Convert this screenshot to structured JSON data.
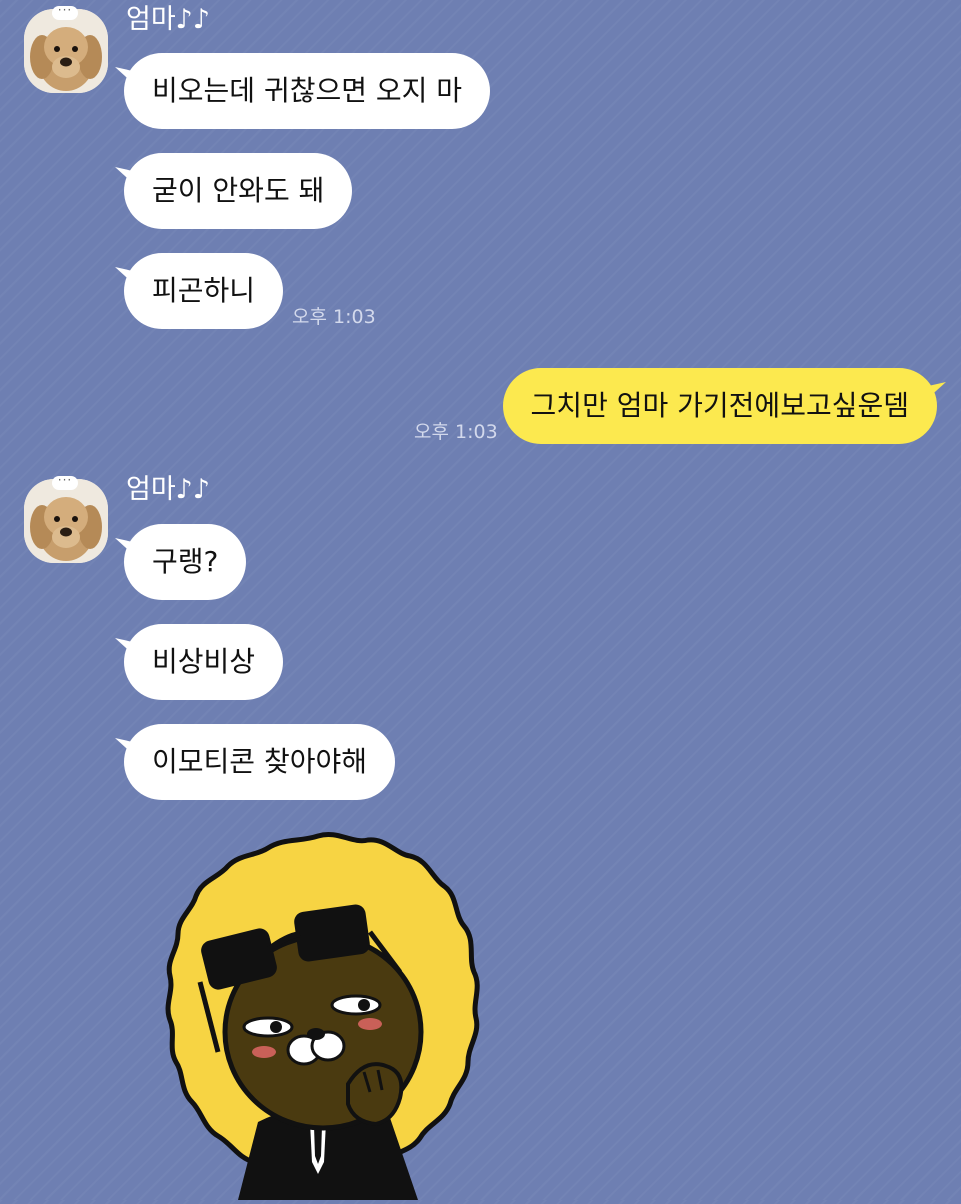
{
  "chat": {
    "groups": [
      {
        "sender": "엄마♪♪",
        "messages": [
          "비오는데 귀찮으면 오지 마",
          "굳이 안와도 돼",
          "피곤하니"
        ],
        "time": "오후 1:03"
      },
      {
        "sender": "엄마♪♪",
        "messages": [
          "구랭?",
          "비상비상",
          "이모티콘 찾아야해"
        ]
      }
    ],
    "outgoing": {
      "text": "그치만 엄마 가기전에보고싶운뎀",
      "time": "오후 1:03"
    },
    "avatar_dots": "···"
  },
  "colors": {
    "background": "#6e7fb2",
    "incoming_bubble": "#ffffff",
    "outgoing_bubble": "#fce94f",
    "sticker_mane": "#f7d443",
    "sticker_face": "#4a3a10"
  },
  "icons": {
    "avatar": "dog-plush-avatar",
    "sticker": "lion-with-sunglasses-sticker"
  }
}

•••

_AIM OF THE EXERCISE_
Pictures appear in the records above. Output everything except them, exactly.

_EXPECTED ANSWER_
Convert this screenshot to structured JSON data.
{
  "chat": {
    "groups": [
      {
        "sender": "엄마♪♪",
        "messages": [
          "비오는데 귀찮으면 오지 마",
          "굳이 안와도 돼",
          "피곤하니"
        ],
        "time": "오후 1:03"
      },
      {
        "sender": "엄마♪♪",
        "messages": [
          "구랭?",
          "비상비상",
          "이모티콘 찾아야해"
        ]
      }
    ],
    "outgoing": {
      "text": "그치만 엄마 가기전에보고싶운뎀",
      "time": "오후 1:03"
    },
    "avatar_dots": "···"
  },
  "colors": {
    "background": "#6e7fb2",
    "incoming_bubble": "#ffffff",
    "outgoing_bubble": "#fce94f",
    "sticker_mane": "#f7d443",
    "sticker_face": "#4a3a10"
  },
  "icons": {
    "avatar": "dog-plush-avatar",
    "sticker": "lion-with-sunglasses-sticker"
  }
}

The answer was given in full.